**What is expected:**
Keep the pictures out and restate every record exactly.

**Lines of data:**
• • •
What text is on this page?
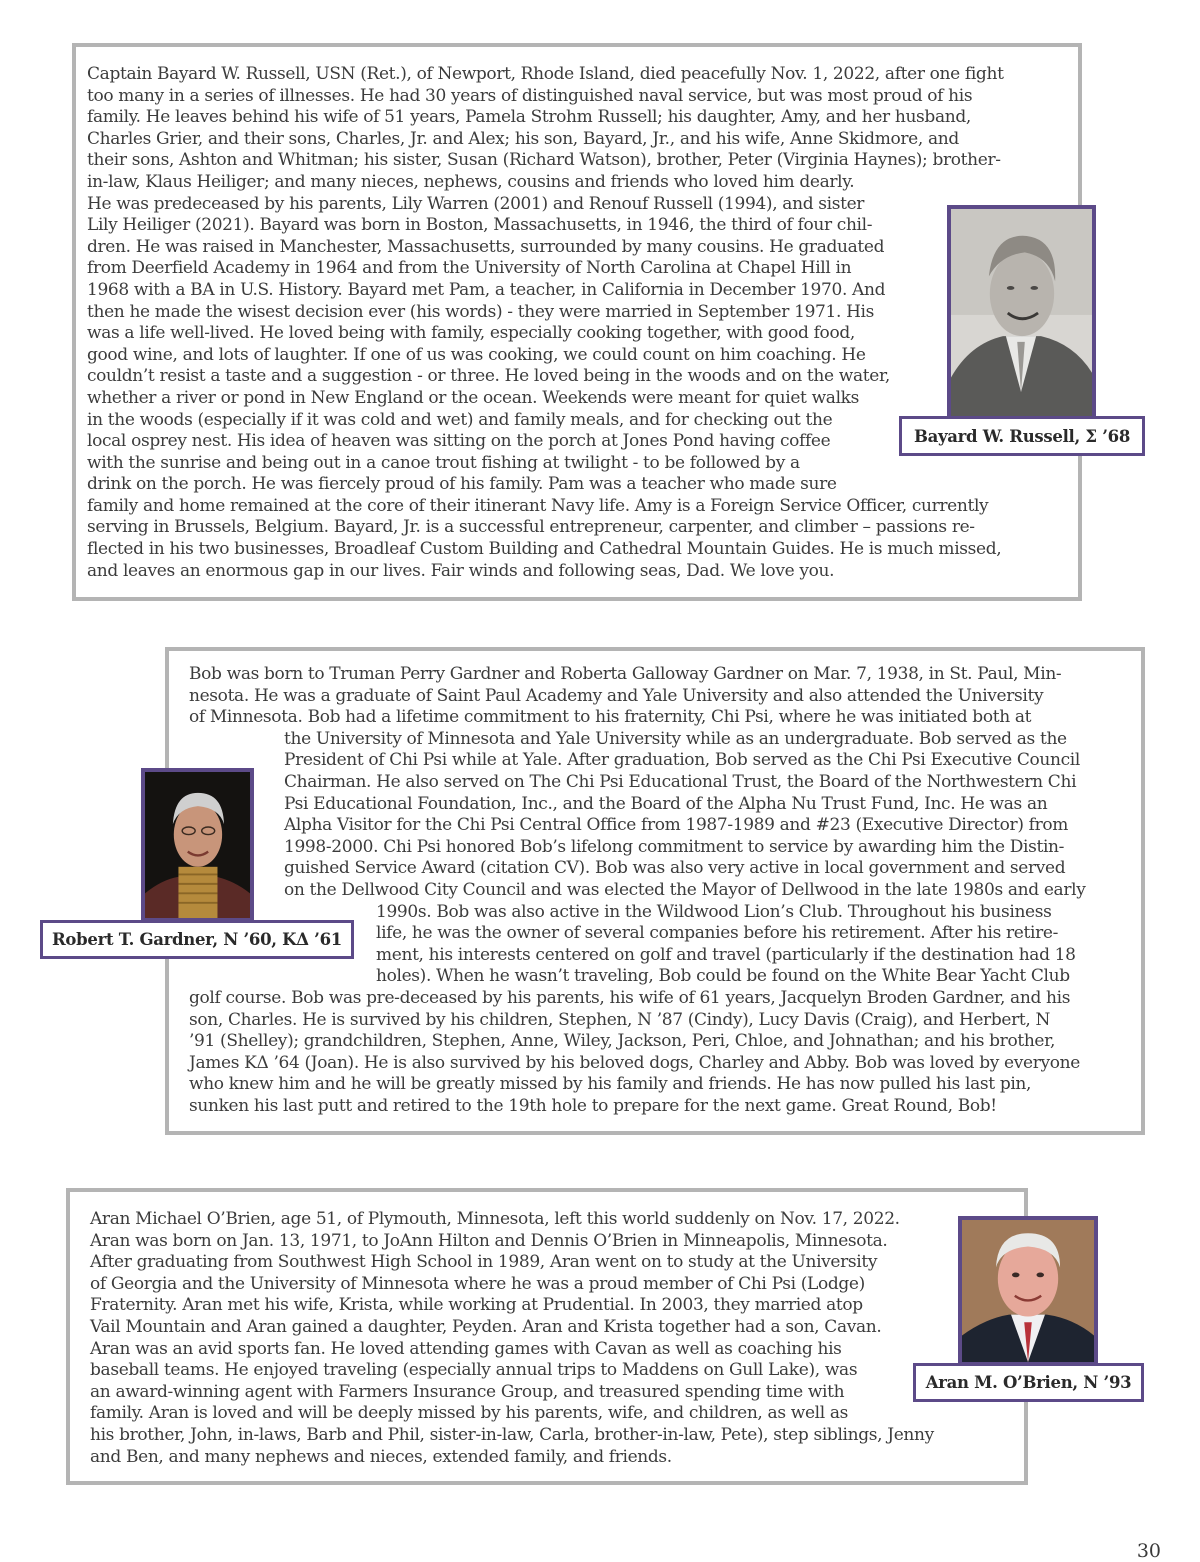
Captain Bayard W. Russell, USN (Ret.), of Newport, Rhode Island, died peacefully Nov. 1, 2022, after one fight
too many in a series of illnesses. He had 30 years of distinguished naval service, but was most proud of his
family. He leaves behind his wife of 51 years, Pamela Strohm Russell; his daughter, Amy, and her husband,
Charles Grier, and their sons, Charles, Jr. and Alex; his son, Bayard, Jr., and his wife, Anne Skidmore, and
their sons, Ashton and Whitman; his sister, Susan (Richard Watson), brother, Peter (Virginia Haynes); brother-
in-law, Klaus Heiliger; and many nieces, nephews, cousins and friends who loved him dearly.
He was predeceased by his parents, Lily Warren (2001) and Renouf Russell (1994), and sister
Lily Heiliger (2021). Bayard was born in Boston, Massachusetts, in 1946, the third of four chil-
dren. He was raised in Manchester, Massachusetts, surrounded by many cousins. He graduated
from Deerfield Academy in 1964 and from the University of North Carolina at Chapel Hill in
1968 with a BA in U.S. History. Bayard met Pam, a teacher, in California in December 1970. And
then he made the wisest decision ever (his words) - they were married in September 1971. His
was a life well-lived. He loved being with family, especially cooking together, with good food,
good wine, and lots of laughter. If one of us was cooking, we could count on him coaching. He
couldn’t resist a taste and a suggestion - or three. He loved being in the woods and on the water,
whether a river or pond in New England or the ocean. Weekends were meant for quiet walks
in the woods (especially if it was cold and wet) and family meals, and for checking out the
local osprey nest. His idea of heaven was sitting on the porch at Jones Pond having coffee
with the sunrise and being out in a canoe trout fishing at twilight - to be followed by a
drink on the porch. He was fiercely proud of his family. Pam was a teacher who made sure
family and home remained at the core of their itinerant Navy life. Amy is a Foreign Service Officer, currently
serving in Brussels, Belgium. Bayard, Jr. is a successful entrepreneur, carpenter, and climber – passions re-
flected in his two businesses, Broadleaf Custom Building and Cathedral Mountain Guides. He is much missed,
and leaves an enormous gap in our lives. Fair winds and following seas, Dad. We love you.
Bayard W. Russell, Σ ’68
Bob was born to Truman Perry Gardner and Roberta Galloway Gardner on Mar. 7, 1938, in St. Paul, Min-
nesota. He was a graduate of Saint Paul Academy and Yale University and also attended the University
of Minnesota. Bob had a lifetime commitment to his fraternity, Chi Psi, where he was initiated both at
the University of Minnesota and Yale University while as an undergraduate. Bob served as the
President of Chi Psi while at Yale. After graduation, Bob served as the Chi Psi Executive Council
Chairman. He also served on The Chi Psi Educational Trust, the Board of the Northwestern Chi
Psi Educational Foundation, Inc., and the Board of the Alpha Nu Trust Fund, Inc. He was an
Alpha Visitor for the Chi Psi Central Office from 1987-1989 and #23 (Executive Director) from
1998-2000. Chi Psi honored Bob’s lifelong commitment to service by awarding him the Distin-
guished Service Award (citation CV). Bob was also very active in local government and served
on the Dellwood City Council and was elected the Mayor of Dellwood in the late 1980s and early
1990s. Bob was also active in the Wildwood Lion’s Club. Throughout his business
life, he was the owner of several companies before his retirement. After his retire-
ment, his interests centered on golf and travel (particularly if the destination had 18
holes). When he wasn’t traveling, Bob could be found on the White Bear Yacht Club
golf course. Bob was pre-deceased by his parents, his wife of 61 years, Jacquelyn Broden Gardner, and his
son, Charles. He is survived by his children, Stephen, N ’87 (Cindy), Lucy Davis (Craig), and Herbert, N
’91 (Shelley); grandchildren, Stephen, Anne, Wiley, Jackson, Peri, Chloe, and Johnathan; and his brother,
James KΔ ’64 (Joan). He is also survived by his beloved dogs, Charley and Abby. Bob was loved by everyone
who knew him and he will be greatly missed by his family and friends. He has now pulled his last pin,
sunken his last putt and retired to the 19th hole to prepare for the next game. Great Round, Bob!
Robert T. Gardner, N ’60, KΔ ’61
Aran Michael O’Brien, age 51, of Plymouth, Minnesota, left this world suddenly on Nov. 17, 2022.
Aran was born on Jan. 13, 1971, to JoAnn Hilton and Dennis O’Brien in Minneapolis, Minnesota.
After graduating from Southwest High School in 1989, Aran went on to study at the University
of Georgia and the University of Minnesota where he was a proud member of Chi Psi (Lodge)
Fraternity. Aran met his wife, Krista, while working at Prudential. In 2003, they married atop
Vail Mountain and Aran gained a daughter, Peyden. Aran and Krista together had a son, Cavan.
Aran was an avid sports fan. He loved attending games with Cavan as well as coaching his
baseball teams. He enjoyed traveling (especially annual trips to Maddens on Gull Lake), was
an award-winning agent with Farmers Insurance Group, and treasured spending time with
family. Aran is loved and will be deeply missed by his parents, wife, and children, as well as
his brother, John, in-laws, Barb and Phil, sister-in-law, Carla, brother-in-law, Pete), step siblings, Jenny
and Ben, and many nephews and nieces, extended family, and friends.
Aran M. O’Brien, N ’93
30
• • •
**Task answer:**
What text is on this page?
Captain Bayard W. Russell, USN (Ret.), of Newport, Rhode Island, died peacefully Nov. 1, 2022, after one fight
too many in a series of illnesses. He had 30 years of distinguished naval service, but was most proud of his
family. He leaves behind his wife of 51 years, Pamela Strohm Russell; his daughter, Amy, and her husband,
Charles Grier, and their sons, Charles, Jr. and Alex; his son, Bayard, Jr., and his wife, Anne Skidmore, and
their sons, Ashton and Whitman; his sister, Susan (Richard Watson), brother, Peter (Virginia Haynes); brother-
in-law, Klaus Heiliger; and many nieces, nephews, cousins and friends who loved him dearly.
He was predeceased by his parents, Lily Warren (2001) and Renouf Russell (1994), and sister
Lily Heiliger (2021). Bayard was born in Boston, Massachusetts, in 1946, the third of four chil-
dren. He was raised in Manchester, Massachusetts, surrounded by many cousins. He graduated
from Deerfield Academy in 1964 and from the University of North Carolina at Chapel Hill in
1968 with a BA in U.S. History. Bayard met Pam, a teacher, in California in December 1970. And
then he made the wisest decision ever (his words) - they were married in September 1971. His
was a life well-lived. He loved being with family, especially cooking together, with good food,
good wine, and lots of laughter. If one of us was cooking, we could count on him coaching. He
couldn’t resist a taste and a suggestion - or three. He loved being in the woods and on the water,
whether a river or pond in New England or the ocean. Weekends were meant for quiet walks
in the woods (especially if it was cold and wet) and family meals, and for checking out the
local osprey nest. His idea of heaven was sitting on the porch at Jones Pond having coffee
with the sunrise and being out in a canoe trout fishing at twilight - to be followed by a
drink on the porch. He was fiercely proud of his family. Pam was a teacher who made sure
family and home remained at the core of their itinerant Navy life. Amy is a Foreign Service Officer, currently
serving in Brussels, Belgium. Bayard, Jr. is a successful entrepreneur, carpenter, and climber – passions re-
flected in his two businesses, Broadleaf Custom Building and Cathedral Mountain Guides. He is much missed,
and leaves an enormous gap in our lives. Fair winds and following seas, Dad. We love you.
Bayard W. Russell, Σ ’68
Bob was born to Truman Perry Gardner and Roberta Galloway Gardner on Mar. 7, 1938, in St. Paul, Min-
nesota. He was a graduate of Saint Paul Academy and Yale University and also attended the University
of Minnesota. Bob had a lifetime commitment to his fraternity, Chi Psi, where he was initiated both at
the University of Minnesota and Yale University while as an undergraduate. Bob served as the
President of Chi Psi while at Yale. After graduation, Bob served as the Chi Psi Executive Council
Chairman. He also served on The Chi Psi Educational Trust, the Board of the Northwestern Chi
Psi Educational Foundation, Inc., and the Board of the Alpha Nu Trust Fund, Inc. He was an
Alpha Visitor for the Chi Psi Central Office from 1987-1989 and #23 (Executive Director) from
1998-2000. Chi Psi honored Bob’s lifelong commitment to service by awarding him the Distin-
guished Service Award (citation CV). Bob was also very active in local government and served
on the Dellwood City Council and was elected the Mayor of Dellwood in the late 1980s and early
1990s. Bob was also active in the Wildwood Lion’s Club. Throughout his business
life, he was the owner of several companies before his retirement. After his retire-
ment, his interests centered on golf and travel (particularly if the destination had 18
holes). When he wasn’t traveling, Bob could be found on the White Bear Yacht Club
golf course. Bob was pre-deceased by his parents, his wife of 61 years, Jacquelyn Broden Gardner, and his
son, Charles. He is survived by his children, Stephen, N ’87 (Cindy), Lucy Davis (Craig), and Herbert, N
’91 (Shelley); grandchildren, Stephen, Anne, Wiley, Jackson, Peri, Chloe, and Johnathan; and his brother,
James KΔ ’64 (Joan). He is also survived by his beloved dogs, Charley and Abby. Bob was loved by everyone
who knew him and he will be greatly missed by his family and friends. He has now pulled his last pin,
sunken his last putt and retired to the 19th hole to prepare for the next game. Great Round, Bob!
Robert T. Gardner, N ’60, KΔ ’61
Aran Michael O’Brien, age 51, of Plymouth, Minnesota, left this world suddenly on Nov. 17, 2022.
Aran was born on Jan. 13, 1971, to JoAnn Hilton and Dennis O’Brien in Minneapolis, Minnesota.
After graduating from Southwest High School in 1989, Aran went on to study at the University
of Georgia and the University of Minnesota where he was a proud member of Chi Psi (Lodge)
Fraternity. Aran met his wife, Krista, while working at Prudential. In 2003, they married atop
Vail Mountain and Aran gained a daughter, Peyden. Aran and Krista together had a son, Cavan.
Aran was an avid sports fan. He loved attending games with Cavan as well as coaching his
baseball teams. He enjoyed traveling (especially annual trips to Maddens on Gull Lake), was
an award-winning agent with Farmers Insurance Group, and treasured spending time with
family. Aran is loved and will be deeply missed by his parents, wife, and children, as well as
his brother, John, in-laws, Barb and Phil, sister-in-law, Carla, brother-in-law, Pete), step siblings, Jenny
and Ben, and many nephews and nieces, extended family, and friends.
Aran M. O’Brien, N ’93
30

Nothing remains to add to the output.